Exercise: Write out every entry exactly as given, but omit the pictures.

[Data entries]
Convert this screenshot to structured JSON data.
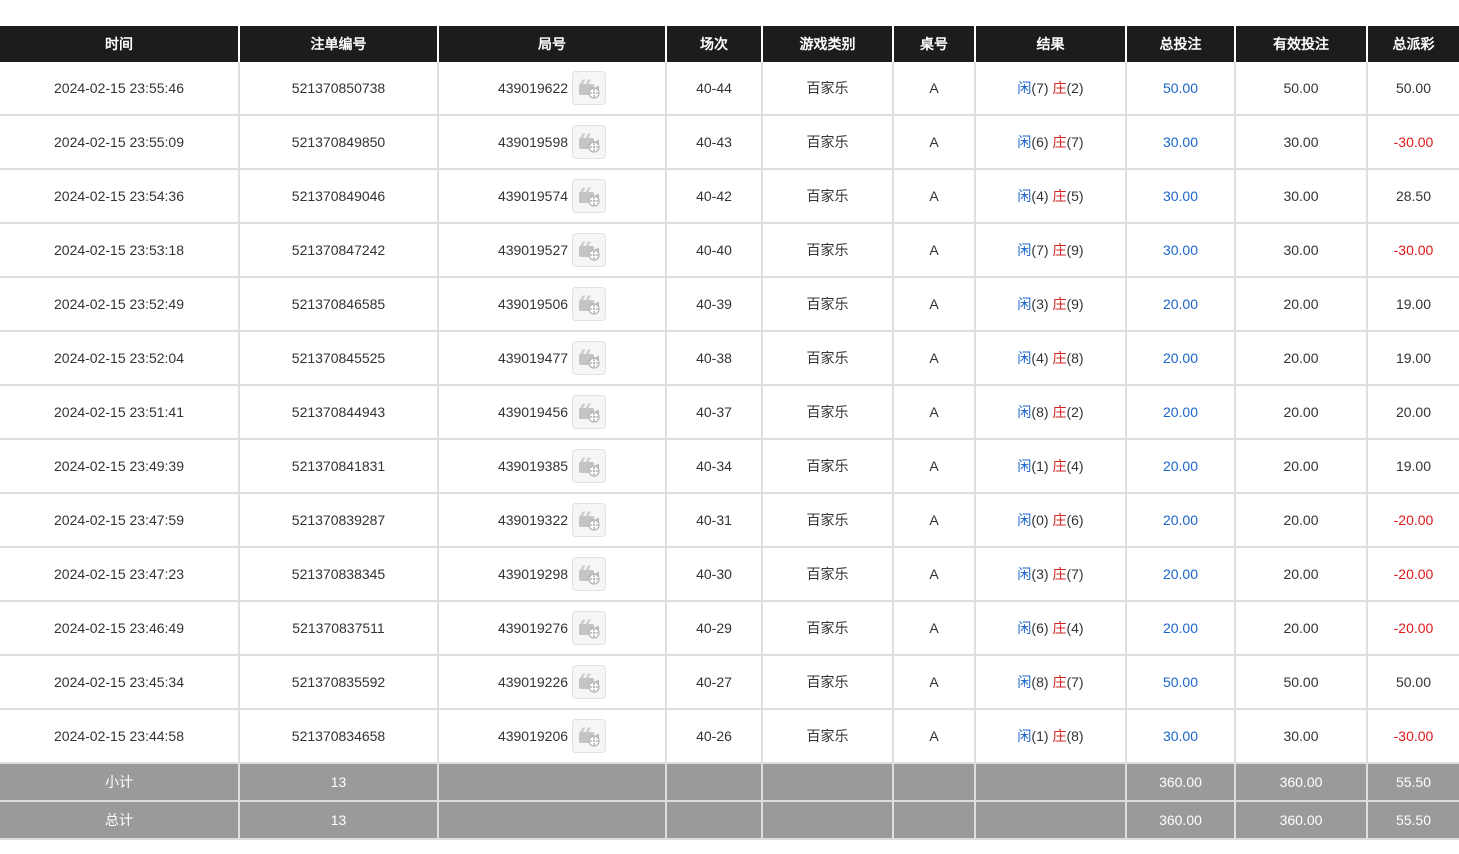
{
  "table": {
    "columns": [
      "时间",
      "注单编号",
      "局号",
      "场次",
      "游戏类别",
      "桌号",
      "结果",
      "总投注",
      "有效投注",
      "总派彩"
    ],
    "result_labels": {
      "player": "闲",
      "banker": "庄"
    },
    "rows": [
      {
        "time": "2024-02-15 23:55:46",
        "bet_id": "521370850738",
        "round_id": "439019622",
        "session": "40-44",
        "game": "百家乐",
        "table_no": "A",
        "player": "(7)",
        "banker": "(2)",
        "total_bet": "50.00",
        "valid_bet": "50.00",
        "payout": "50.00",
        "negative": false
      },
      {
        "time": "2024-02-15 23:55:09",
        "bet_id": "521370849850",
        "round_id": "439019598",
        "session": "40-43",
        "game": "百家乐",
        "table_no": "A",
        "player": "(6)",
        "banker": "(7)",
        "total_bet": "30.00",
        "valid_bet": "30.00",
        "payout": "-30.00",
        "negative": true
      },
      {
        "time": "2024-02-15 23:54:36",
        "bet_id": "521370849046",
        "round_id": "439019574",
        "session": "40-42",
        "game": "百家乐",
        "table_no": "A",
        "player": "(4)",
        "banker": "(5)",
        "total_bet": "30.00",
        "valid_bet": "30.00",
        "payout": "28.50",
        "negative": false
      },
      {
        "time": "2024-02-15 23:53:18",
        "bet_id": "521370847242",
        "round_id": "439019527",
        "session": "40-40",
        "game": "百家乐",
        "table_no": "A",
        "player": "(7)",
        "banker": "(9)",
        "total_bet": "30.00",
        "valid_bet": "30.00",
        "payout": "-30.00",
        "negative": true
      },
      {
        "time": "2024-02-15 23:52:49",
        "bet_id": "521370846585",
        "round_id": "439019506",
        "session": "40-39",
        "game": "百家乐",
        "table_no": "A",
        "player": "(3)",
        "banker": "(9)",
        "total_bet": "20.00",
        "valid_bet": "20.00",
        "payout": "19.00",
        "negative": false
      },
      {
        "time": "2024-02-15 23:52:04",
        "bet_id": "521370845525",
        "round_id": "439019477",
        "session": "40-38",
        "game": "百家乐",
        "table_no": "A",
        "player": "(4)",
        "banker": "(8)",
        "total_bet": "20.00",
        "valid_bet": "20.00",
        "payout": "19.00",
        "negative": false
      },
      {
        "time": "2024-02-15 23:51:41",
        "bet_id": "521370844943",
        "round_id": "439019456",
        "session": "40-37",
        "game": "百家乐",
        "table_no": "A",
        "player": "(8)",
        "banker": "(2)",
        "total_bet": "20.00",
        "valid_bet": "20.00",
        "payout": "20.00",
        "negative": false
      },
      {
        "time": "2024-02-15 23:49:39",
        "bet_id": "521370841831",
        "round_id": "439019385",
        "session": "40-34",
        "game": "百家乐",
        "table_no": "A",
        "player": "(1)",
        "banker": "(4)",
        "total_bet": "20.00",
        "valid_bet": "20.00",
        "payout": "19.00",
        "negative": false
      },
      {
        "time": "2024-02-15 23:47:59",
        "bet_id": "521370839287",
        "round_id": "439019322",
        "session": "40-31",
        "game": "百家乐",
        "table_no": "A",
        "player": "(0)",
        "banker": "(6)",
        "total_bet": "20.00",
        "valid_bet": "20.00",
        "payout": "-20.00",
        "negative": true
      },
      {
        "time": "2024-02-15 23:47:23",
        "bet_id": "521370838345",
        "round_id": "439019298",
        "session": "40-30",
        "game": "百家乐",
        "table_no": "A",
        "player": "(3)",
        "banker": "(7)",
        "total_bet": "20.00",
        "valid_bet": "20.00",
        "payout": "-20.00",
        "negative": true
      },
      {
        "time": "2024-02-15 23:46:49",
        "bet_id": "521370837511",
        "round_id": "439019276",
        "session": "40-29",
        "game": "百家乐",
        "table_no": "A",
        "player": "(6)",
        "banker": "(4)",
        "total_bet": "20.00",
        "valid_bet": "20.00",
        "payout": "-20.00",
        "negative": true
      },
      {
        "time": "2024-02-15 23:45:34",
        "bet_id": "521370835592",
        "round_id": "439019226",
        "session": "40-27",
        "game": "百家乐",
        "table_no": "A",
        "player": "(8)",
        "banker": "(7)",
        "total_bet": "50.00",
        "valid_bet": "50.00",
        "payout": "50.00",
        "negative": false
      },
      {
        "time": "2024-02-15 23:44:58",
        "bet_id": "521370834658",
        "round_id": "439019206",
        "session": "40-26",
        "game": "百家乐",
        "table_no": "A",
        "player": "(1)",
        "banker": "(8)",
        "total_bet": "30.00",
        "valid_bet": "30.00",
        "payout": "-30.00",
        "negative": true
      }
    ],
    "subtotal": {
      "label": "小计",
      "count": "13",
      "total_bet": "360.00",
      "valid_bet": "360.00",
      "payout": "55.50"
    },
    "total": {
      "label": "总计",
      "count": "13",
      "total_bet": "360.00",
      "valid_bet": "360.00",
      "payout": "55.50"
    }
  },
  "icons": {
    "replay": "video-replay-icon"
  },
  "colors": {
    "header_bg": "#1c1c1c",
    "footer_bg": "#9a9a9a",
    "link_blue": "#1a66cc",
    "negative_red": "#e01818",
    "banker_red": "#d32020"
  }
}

Task output:
Convert this screenshot to structured JSON data.
{
  "table": {
    "columns": [
      "时间",
      "注单编号",
      "局号",
      "场次",
      "游戏类别",
      "桌号",
      "结果",
      "总投注",
      "有效投注",
      "总派彩"
    ],
    "result_labels": {
      "player": "闲",
      "banker": "庄"
    },
    "rows": [
      {
        "time": "2024-02-15 23:55:46",
        "bet_id": "521370850738",
        "round_id": "439019622",
        "session": "40-44",
        "game": "百家乐",
        "table_no": "A",
        "player": "(7)",
        "banker": "(2)",
        "total_bet": "50.00",
        "valid_bet": "50.00",
        "payout": "50.00",
        "negative": false
      },
      {
        "time": "2024-02-15 23:55:09",
        "bet_id": "521370849850",
        "round_id": "439019598",
        "session": "40-43",
        "game": "百家乐",
        "table_no": "A",
        "player": "(6)",
        "banker": "(7)",
        "total_bet": "30.00",
        "valid_bet": "30.00",
        "payout": "-30.00",
        "negative": true
      },
      {
        "time": "2024-02-15 23:54:36",
        "bet_id": "521370849046",
        "round_id": "439019574",
        "session": "40-42",
        "game": "百家乐",
        "table_no": "A",
        "player": "(4)",
        "banker": "(5)",
        "total_bet": "30.00",
        "valid_bet": "30.00",
        "payout": "28.50",
        "negative": false
      },
      {
        "time": "2024-02-15 23:53:18",
        "bet_id": "521370847242",
        "round_id": "439019527",
        "session": "40-40",
        "game": "百家乐",
        "table_no": "A",
        "player": "(7)",
        "banker": "(9)",
        "total_bet": "30.00",
        "valid_bet": "30.00",
        "payout": "-30.00",
        "negative": true
      },
      {
        "time": "2024-02-15 23:52:49",
        "bet_id": "521370846585",
        "round_id": "439019506",
        "session": "40-39",
        "game": "百家乐",
        "table_no": "A",
        "player": "(3)",
        "banker": "(9)",
        "total_bet": "20.00",
        "valid_bet": "20.00",
        "payout": "19.00",
        "negative": false
      },
      {
        "time": "2024-02-15 23:52:04",
        "bet_id": "521370845525",
        "round_id": "439019477",
        "session": "40-38",
        "game": "百家乐",
        "table_no": "A",
        "player": "(4)",
        "banker": "(8)",
        "total_bet": "20.00",
        "valid_bet": "20.00",
        "payout": "19.00",
        "negative": false
      },
      {
        "time": "2024-02-15 23:51:41",
        "bet_id": "521370844943",
        "round_id": "439019456",
        "session": "40-37",
        "game": "百家乐",
        "table_no": "A",
        "player": "(8)",
        "banker": "(2)",
        "total_bet": "20.00",
        "valid_bet": "20.00",
        "payout": "20.00",
        "negative": false
      },
      {
        "time": "2024-02-15 23:49:39",
        "bet_id": "521370841831",
        "round_id": "439019385",
        "session": "40-34",
        "game": "百家乐",
        "table_no": "A",
        "player": "(1)",
        "banker": "(4)",
        "total_bet": "20.00",
        "valid_bet": "20.00",
        "payout": "19.00",
        "negative": false
      },
      {
        "time": "2024-02-15 23:47:59",
        "bet_id": "521370839287",
        "round_id": "439019322",
        "session": "40-31",
        "game": "百家乐",
        "table_no": "A",
        "player": "(0)",
        "banker": "(6)",
        "total_bet": "20.00",
        "valid_bet": "20.00",
        "payout": "-20.00",
        "negative": true
      },
      {
        "time": "2024-02-15 23:47:23",
        "bet_id": "521370838345",
        "round_id": "439019298",
        "session": "40-30",
        "game": "百家乐",
        "table_no": "A",
        "player": "(3)",
        "banker": "(7)",
        "total_bet": "20.00",
        "valid_bet": "20.00",
        "payout": "-20.00",
        "negative": true
      },
      {
        "time": "2024-02-15 23:46:49",
        "bet_id": "521370837511",
        "round_id": "439019276",
        "session": "40-29",
        "game": "百家乐",
        "table_no": "A",
        "player": "(6)",
        "banker": "(4)",
        "total_bet": "20.00",
        "valid_bet": "20.00",
        "payout": "-20.00",
        "negative": true
      },
      {
        "time": "2024-02-15 23:45:34",
        "bet_id": "521370835592",
        "round_id": "439019226",
        "session": "40-27",
        "game": "百家乐",
        "table_no": "A",
        "player": "(8)",
        "banker": "(7)",
        "total_bet": "50.00",
        "valid_bet": "50.00",
        "payout": "50.00",
        "negative": false
      },
      {
        "time": "2024-02-15 23:44:58",
        "bet_id": "521370834658",
        "round_id": "439019206",
        "session": "40-26",
        "game": "百家乐",
        "table_no": "A",
        "player": "(1)",
        "banker": "(8)",
        "total_bet": "30.00",
        "valid_bet": "30.00",
        "payout": "-30.00",
        "negative": true
      }
    ],
    "subtotal": {
      "label": "小计",
      "count": "13",
      "total_bet": "360.00",
      "valid_bet": "360.00",
      "payout": "55.50"
    },
    "total": {
      "label": "总计",
      "count": "13",
      "total_bet": "360.00",
      "valid_bet": "360.00",
      "payout": "55.50"
    }
  },
  "icons": {
    "replay": "video-replay-icon"
  },
  "colors": {
    "header_bg": "#1c1c1c",
    "footer_bg": "#9a9a9a",
    "link_blue": "#1a66cc",
    "negative_red": "#e01818",
    "banker_red": "#d32020"
  }
}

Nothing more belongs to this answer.